• Directive:
Retype the material in full, keeping every word the same.
>>>>>
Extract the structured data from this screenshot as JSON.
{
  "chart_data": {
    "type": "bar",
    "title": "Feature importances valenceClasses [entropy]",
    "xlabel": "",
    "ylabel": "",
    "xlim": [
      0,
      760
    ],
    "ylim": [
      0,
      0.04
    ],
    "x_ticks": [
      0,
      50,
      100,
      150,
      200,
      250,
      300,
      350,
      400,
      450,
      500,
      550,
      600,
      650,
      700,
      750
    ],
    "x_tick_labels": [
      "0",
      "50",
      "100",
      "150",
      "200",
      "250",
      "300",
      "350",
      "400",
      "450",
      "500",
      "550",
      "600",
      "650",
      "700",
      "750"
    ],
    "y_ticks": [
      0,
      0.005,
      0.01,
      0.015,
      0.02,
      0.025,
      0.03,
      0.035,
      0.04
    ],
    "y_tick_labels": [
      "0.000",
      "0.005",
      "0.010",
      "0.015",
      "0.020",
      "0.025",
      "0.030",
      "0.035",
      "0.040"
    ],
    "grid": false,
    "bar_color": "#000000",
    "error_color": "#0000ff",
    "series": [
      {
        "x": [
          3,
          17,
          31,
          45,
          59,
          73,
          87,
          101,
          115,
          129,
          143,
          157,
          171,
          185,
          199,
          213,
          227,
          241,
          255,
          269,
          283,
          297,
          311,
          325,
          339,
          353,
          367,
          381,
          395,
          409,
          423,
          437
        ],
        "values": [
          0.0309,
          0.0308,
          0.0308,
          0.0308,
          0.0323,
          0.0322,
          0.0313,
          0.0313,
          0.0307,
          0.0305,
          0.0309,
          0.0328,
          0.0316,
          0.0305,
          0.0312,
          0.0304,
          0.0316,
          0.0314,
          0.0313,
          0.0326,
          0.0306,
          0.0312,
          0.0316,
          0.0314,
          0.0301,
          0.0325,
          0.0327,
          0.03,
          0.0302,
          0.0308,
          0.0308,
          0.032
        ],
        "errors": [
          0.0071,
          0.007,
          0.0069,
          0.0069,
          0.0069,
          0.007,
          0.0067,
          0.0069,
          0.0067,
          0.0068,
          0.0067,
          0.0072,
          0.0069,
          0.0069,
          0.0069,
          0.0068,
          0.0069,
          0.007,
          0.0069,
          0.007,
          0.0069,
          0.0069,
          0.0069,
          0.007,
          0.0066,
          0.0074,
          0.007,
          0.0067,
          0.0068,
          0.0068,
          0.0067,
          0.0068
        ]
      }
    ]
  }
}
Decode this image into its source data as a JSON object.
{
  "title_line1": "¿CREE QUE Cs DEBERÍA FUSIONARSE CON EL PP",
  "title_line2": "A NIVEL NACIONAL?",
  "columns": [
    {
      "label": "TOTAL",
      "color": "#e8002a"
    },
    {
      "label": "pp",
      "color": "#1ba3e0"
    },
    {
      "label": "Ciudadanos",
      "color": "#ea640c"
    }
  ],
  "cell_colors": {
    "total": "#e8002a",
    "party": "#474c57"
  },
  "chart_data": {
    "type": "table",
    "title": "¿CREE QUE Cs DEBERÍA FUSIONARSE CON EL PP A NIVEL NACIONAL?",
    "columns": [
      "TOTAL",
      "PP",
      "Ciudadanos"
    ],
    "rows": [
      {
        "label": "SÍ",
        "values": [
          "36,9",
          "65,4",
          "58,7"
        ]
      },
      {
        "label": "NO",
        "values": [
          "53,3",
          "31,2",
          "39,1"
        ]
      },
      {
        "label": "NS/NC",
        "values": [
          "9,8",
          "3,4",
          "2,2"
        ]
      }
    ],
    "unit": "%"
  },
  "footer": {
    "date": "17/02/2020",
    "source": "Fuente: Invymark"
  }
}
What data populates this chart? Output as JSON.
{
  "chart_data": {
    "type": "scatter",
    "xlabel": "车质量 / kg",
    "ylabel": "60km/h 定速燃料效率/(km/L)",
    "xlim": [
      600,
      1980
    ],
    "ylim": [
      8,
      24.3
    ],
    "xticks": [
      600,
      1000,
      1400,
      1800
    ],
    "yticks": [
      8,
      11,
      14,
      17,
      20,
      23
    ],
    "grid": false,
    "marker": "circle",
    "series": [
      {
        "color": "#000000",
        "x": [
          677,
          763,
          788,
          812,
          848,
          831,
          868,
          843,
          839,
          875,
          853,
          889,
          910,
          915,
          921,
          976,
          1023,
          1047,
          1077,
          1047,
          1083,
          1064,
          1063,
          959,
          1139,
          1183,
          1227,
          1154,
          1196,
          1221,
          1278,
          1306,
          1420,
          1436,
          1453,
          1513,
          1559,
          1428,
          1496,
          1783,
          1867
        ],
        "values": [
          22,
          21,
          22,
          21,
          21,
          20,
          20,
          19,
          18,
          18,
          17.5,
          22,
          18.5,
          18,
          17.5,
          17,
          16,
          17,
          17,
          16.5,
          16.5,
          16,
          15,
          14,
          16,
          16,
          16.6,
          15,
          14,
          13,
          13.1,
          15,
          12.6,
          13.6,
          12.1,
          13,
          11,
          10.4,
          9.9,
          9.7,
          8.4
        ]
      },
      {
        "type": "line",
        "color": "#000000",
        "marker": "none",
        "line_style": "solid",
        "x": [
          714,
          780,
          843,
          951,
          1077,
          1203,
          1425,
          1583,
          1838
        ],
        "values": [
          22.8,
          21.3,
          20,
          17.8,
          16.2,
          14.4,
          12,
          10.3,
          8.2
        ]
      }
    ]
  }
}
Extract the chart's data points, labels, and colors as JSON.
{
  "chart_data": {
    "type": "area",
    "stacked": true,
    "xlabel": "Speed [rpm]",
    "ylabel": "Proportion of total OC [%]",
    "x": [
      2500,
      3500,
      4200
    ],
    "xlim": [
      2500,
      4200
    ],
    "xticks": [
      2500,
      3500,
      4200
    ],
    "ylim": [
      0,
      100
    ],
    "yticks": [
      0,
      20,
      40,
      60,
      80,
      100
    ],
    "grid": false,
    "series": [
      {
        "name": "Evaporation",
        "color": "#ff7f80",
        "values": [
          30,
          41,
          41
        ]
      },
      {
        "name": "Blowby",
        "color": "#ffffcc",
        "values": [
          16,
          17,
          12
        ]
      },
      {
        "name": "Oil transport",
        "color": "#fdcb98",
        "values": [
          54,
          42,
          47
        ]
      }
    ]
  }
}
<<<<<
• Answer to the task:
Extract the structured data from this screenshot as JSON.
{
  "chart_data": {
    "type": "bar",
    "title": "Feature importances valenceClasses [entropy]",
    "xlabel": "",
    "ylabel": "",
    "xlim": [
      0,
      760
    ],
    "ylim": [
      0,
      0.04
    ],
    "x_ticks": [
      0,
      50,
      100,
      150,
      200,
      250,
      300,
      350,
      400,
      450,
      500,
      550,
      600,
      650,
      700,
      750
    ],
    "x_tick_labels": [
      "0",
      "50",
      "100",
      "150",
      "200",
      "250",
      "300",
      "350",
      "400",
      "450",
      "500",
      "550",
      "600",
      "650",
      "700",
      "750"
    ],
    "y_ticks": [
      0,
      0.005,
      0.01,
      0.015,
      0.02,
      0.025,
      0.03,
      0.035,
      0.04
    ],
    "y_tick_labels": [
      "0.000",
      "0.005",
      "0.010",
      "0.015",
      "0.020",
      "0.025",
      "0.030",
      "0.035",
      "0.040"
    ],
    "grid": false,
    "bar_color": "#000000",
    "error_color": "#0000ff",
    "series": [
      {
        "x": [
          3,
          17,
          31,
          45,
          59,
          73,
          87,
          101,
          115,
          129,
          143,
          157,
          171,
          185,
          199,
          213,
          227,
          241,
          255,
          269,
          283,
          297,
          311,
          325,
          339,
          353,
          367,
          381,
          395,
          409,
          423,
          437
        ],
        "values": [
          0.0309,
          0.0308,
          0.0308,
          0.0308,
          0.0323,
          0.0322,
          0.0313,
          0.0313,
          0.0307,
          0.0305,
          0.0309,
          0.0328,
          0.0316,
          0.0305,
          0.0312,
          0.0304,
          0.0316,
          0.0314,
          0.0313,
          0.0326,
          0.0306,
          0.0312,
          0.0316,
          0.0314,
          0.0301,
          0.0325,
          0.0327,
          0.03,
          0.0302,
          0.0308,
          0.0308,
          0.032
        ],
        "errors": [
          0.0071,
          0.007,
          0.0069,
          0.0069,
          0.0069,
          0.007,
          0.0067,
          0.0069,
          0.0067,
          0.0068,
          0.0067,
          0.0072,
          0.0069,
          0.0069,
          0.0069,
          0.0068,
          0.0069,
          0.007,
          0.0069,
          0.007,
          0.0069,
          0.0069,
          0.0069,
          0.007,
          0.0066,
          0.0074,
          0.007,
          0.0067,
          0.0068,
          0.0068,
          0.0067,
          0.0068
        ]
      }
    ]
  }
}
Decode this image into its source data as a JSON object.
{
  "title_line1": "¿CREE QUE Cs DEBERÍA FUSIONARSE CON EL PP",
  "title_line2": "A NIVEL NACIONAL?",
  "columns": [
    {
      "label": "TOTAL",
      "color": "#e8002a"
    },
    {
      "label": "pp",
      "color": "#1ba3e0"
    },
    {
      "label": "Ciudadanos",
      "color": "#ea640c"
    }
  ],
  "cell_colors": {
    "total": "#e8002a",
    "party": "#474c57"
  },
  "chart_data": {
    "type": "table",
    "title": "¿CREE QUE Cs DEBERÍA FUSIONARSE CON EL PP A NIVEL NACIONAL?",
    "columns": [
      "TOTAL",
      "PP",
      "Ciudadanos"
    ],
    "rows": [
      {
        "label": "SÍ",
        "values": [
          "36,9",
          "65,4",
          "58,7"
        ]
      },
      {
        "label": "NO",
        "values": [
          "53,3",
          "31,2",
          "39,1"
        ]
      },
      {
        "label": "NS/NC",
        "values": [
          "9,8",
          "3,4",
          "2,2"
        ]
      }
    ],
    "unit": "%"
  },
  "footer": {
    "date": "17/02/2020",
    "source": "Fuente: Invymark"
  }
}
What data populates this chart? Output as JSON.
{
  "chart_data": {
    "type": "scatter",
    "xlabel": "车质量 / kg",
    "ylabel": "60km/h 定速燃料效率/(km/L)",
    "xlim": [
      600,
      1980
    ],
    "ylim": [
      8,
      24.3
    ],
    "xticks": [
      600,
      1000,
      1400,
      1800
    ],
    "yticks": [
      8,
      11,
      14,
      17,
      20,
      23
    ],
    "grid": false,
    "marker": "circle",
    "series": [
      {
        "color": "#000000",
        "x": [
          677,
          763,
          788,
          812,
          848,
          831,
          868,
          843,
          839,
          875,
          853,
          889,
          910,
          915,
          921,
          976,
          1023,
          1047,
          1077,
          1047,
          1083,
          1064,
          1063,
          959,
          1139,
          1183,
          1227,
          1154,
          1196,
          1221,
          1278,
          1306,
          1420,
          1436,
          1453,
          1513,
          1559,
          1428,
          1496,
          1783,
          1867
        ],
        "values": [
          22,
          21,
          22,
          21,
          21,
          20,
          20,
          19,
          18,
          18,
          17.5,
          22,
          18.5,
          18,
          17.5,
          17,
          16,
          17,
          17,
          16.5,
          16.5,
          16,
          15,
          14,
          16,
          16,
          16.6,
          15,
          14,
          13,
          13.1,
          15,
          12.6,
          13.6,
          12.1,
          13,
          11,
          10.4,
          9.9,
          9.7,
          8.4
        ]
      },
      {
        "type": "line",
        "color": "#000000",
        "marker": "none",
        "line_style": "solid",
        "x": [
          714,
          780,
          843,
          951,
          1077,
          1203,
          1425,
          1583,
          1838
        ],
        "values": [
          22.8,
          21.3,
          20,
          17.8,
          16.2,
          14.4,
          12,
          10.3,
          8.2
        ]
      }
    ]
  }
}
Extract the chart's data points, labels, and colors as JSON.
{
  "chart_data": {
    "type": "area",
    "stacked": true,
    "xlabel": "Speed [rpm]",
    "ylabel": "Proportion of total OC [%]",
    "x": [
      2500,
      3500,
      4200
    ],
    "xlim": [
      2500,
      4200
    ],
    "xticks": [
      2500,
      3500,
      4200
    ],
    "ylim": [
      0,
      100
    ],
    "yticks": [
      0,
      20,
      40,
      60,
      80,
      100
    ],
    "grid": false,
    "series": [
      {
        "name": "Evaporation",
        "color": "#ff7f80",
        "values": [
          30,
          41,
          41
        ]
      },
      {
        "name": "Blowby",
        "color": "#ffffcc",
        "values": [
          16,
          17,
          12
        ]
      },
      {
        "name": "Oil transport",
        "color": "#fdcb98",
        "values": [
          54,
          42,
          47
        ]
      }
    ]
  }
}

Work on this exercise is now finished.